(Raw data)
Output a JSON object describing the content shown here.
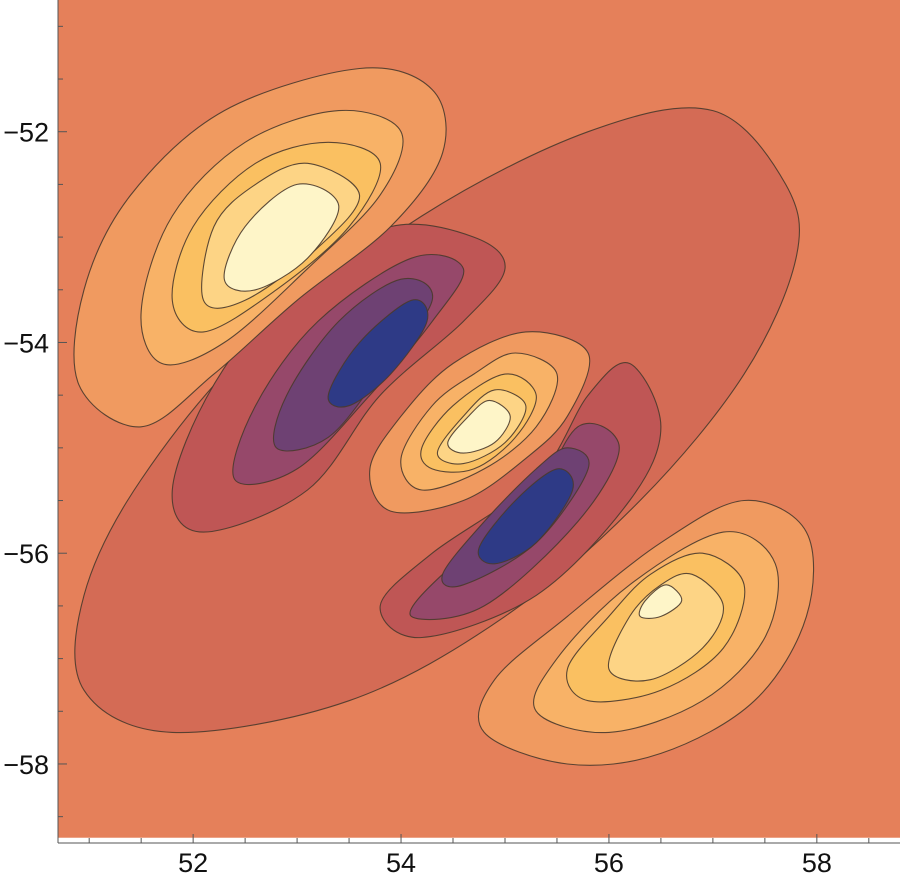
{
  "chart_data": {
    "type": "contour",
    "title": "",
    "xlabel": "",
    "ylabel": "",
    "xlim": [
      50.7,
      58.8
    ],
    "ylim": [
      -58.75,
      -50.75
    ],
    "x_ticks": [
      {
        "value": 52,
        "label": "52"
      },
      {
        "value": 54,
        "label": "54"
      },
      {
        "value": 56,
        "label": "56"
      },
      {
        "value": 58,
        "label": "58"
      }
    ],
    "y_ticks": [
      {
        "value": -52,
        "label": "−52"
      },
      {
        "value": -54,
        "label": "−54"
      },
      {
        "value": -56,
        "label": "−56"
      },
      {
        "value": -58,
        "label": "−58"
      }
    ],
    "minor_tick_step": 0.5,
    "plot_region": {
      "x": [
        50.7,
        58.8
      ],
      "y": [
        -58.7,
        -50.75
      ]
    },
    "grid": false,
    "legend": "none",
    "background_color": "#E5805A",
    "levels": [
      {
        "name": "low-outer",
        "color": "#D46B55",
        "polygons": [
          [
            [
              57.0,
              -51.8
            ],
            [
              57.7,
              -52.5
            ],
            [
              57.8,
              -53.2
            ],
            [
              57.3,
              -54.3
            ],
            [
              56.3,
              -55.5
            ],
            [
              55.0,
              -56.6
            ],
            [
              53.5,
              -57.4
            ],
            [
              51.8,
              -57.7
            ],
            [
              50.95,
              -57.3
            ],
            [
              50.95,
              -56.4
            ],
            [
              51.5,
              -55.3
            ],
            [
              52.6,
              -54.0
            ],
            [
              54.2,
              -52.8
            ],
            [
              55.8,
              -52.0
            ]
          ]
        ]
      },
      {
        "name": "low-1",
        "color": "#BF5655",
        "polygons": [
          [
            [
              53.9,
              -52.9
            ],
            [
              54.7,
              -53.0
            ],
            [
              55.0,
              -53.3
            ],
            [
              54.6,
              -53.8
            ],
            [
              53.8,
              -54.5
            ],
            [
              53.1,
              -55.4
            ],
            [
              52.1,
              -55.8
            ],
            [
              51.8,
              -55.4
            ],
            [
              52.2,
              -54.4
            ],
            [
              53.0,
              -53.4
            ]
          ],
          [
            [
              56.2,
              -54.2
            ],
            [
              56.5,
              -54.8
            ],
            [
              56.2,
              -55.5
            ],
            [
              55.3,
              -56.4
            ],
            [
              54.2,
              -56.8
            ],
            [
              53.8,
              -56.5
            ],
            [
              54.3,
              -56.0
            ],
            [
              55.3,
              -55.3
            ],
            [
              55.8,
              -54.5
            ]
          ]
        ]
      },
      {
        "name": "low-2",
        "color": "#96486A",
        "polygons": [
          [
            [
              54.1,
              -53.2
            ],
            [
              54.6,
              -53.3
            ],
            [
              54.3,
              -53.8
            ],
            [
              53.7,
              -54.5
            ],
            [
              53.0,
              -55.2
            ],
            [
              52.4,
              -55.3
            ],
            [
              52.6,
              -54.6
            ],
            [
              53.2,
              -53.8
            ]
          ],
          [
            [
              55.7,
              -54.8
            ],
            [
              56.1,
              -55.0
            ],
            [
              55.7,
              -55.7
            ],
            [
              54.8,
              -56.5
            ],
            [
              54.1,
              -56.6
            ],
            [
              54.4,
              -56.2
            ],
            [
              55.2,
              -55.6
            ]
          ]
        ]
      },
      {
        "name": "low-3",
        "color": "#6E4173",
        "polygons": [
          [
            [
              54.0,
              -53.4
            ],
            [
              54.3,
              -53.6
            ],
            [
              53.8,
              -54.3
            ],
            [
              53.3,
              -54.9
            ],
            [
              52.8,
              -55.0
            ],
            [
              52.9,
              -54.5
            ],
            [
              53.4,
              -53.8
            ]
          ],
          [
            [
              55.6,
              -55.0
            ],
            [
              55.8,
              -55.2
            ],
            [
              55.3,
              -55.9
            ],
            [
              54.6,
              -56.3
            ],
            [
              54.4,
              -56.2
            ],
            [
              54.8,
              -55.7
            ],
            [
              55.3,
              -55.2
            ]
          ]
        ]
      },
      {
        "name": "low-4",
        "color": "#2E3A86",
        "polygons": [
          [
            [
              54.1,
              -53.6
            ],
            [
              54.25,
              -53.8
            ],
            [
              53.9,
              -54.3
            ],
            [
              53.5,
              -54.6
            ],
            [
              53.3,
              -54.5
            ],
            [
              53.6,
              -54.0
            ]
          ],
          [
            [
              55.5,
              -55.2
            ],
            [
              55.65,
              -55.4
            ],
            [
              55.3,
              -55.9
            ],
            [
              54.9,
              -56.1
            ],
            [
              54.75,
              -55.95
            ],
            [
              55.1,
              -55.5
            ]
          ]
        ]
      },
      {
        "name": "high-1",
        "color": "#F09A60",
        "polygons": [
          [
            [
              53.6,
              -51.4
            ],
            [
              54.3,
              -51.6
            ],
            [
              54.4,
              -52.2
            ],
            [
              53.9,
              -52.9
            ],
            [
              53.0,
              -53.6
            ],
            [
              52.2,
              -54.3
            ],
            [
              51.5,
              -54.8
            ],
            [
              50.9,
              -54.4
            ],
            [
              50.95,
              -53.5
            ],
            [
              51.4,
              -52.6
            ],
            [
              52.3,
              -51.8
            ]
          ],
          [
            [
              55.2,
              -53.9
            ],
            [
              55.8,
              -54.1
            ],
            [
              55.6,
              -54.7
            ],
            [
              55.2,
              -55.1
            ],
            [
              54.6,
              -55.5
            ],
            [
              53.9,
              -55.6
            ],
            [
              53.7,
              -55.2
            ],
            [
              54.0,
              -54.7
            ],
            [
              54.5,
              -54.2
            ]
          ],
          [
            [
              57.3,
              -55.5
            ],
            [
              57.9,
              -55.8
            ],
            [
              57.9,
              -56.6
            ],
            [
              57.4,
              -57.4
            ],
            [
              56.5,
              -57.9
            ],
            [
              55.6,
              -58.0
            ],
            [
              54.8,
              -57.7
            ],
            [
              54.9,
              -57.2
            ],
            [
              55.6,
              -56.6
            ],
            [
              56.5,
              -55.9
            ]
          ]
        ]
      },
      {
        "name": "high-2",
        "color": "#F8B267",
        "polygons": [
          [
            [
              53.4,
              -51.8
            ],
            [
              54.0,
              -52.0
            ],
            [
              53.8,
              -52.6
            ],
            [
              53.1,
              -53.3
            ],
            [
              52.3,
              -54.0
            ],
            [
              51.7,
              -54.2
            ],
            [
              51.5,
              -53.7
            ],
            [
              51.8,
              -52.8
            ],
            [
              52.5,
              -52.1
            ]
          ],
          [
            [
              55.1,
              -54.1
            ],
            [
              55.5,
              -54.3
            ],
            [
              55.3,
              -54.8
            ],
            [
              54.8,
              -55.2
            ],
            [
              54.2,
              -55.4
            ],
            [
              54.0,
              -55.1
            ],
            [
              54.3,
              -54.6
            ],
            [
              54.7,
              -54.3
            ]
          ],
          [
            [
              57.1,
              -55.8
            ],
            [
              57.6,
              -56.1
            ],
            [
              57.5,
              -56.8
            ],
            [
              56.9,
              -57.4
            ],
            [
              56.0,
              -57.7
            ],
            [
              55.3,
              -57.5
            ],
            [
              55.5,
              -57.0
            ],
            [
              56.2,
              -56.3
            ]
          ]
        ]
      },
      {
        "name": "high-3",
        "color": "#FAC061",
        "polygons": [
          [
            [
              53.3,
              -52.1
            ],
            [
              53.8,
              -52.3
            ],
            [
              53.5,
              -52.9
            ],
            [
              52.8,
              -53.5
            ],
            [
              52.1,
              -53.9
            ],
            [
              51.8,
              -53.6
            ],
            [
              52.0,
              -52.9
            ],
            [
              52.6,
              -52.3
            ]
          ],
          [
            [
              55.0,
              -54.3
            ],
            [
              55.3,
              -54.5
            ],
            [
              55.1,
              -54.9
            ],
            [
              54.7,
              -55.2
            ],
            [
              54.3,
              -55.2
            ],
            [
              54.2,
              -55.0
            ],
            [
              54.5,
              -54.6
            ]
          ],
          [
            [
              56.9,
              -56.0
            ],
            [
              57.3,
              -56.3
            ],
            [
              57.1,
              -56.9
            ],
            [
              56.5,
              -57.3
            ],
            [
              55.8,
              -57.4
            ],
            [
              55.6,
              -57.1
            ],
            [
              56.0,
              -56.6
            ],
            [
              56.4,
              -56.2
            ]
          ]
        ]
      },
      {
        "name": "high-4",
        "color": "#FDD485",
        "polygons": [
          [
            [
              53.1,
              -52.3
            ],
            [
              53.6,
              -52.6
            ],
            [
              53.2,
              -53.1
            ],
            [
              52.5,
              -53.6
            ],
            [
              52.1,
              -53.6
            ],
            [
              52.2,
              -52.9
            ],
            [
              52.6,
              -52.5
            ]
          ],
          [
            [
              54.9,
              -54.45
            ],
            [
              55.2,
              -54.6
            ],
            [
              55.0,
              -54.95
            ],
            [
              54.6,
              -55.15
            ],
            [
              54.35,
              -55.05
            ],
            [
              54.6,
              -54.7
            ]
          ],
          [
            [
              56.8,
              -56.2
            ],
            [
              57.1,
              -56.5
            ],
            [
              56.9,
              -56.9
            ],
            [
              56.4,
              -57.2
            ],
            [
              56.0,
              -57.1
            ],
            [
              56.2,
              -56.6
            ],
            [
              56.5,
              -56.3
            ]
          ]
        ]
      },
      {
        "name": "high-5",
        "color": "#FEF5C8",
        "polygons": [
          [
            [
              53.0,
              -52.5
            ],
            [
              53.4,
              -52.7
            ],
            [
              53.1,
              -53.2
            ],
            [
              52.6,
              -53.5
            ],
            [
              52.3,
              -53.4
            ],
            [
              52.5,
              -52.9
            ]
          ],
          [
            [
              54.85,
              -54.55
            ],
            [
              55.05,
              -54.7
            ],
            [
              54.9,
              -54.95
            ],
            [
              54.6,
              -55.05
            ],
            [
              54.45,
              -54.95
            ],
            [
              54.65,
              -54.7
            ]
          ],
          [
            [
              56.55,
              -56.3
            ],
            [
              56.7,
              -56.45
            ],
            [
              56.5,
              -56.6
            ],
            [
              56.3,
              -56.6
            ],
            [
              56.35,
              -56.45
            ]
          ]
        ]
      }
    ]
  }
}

(Set exercise)
Report how many lines of the preceding records include "name". Output the number only.

(Written answer)
10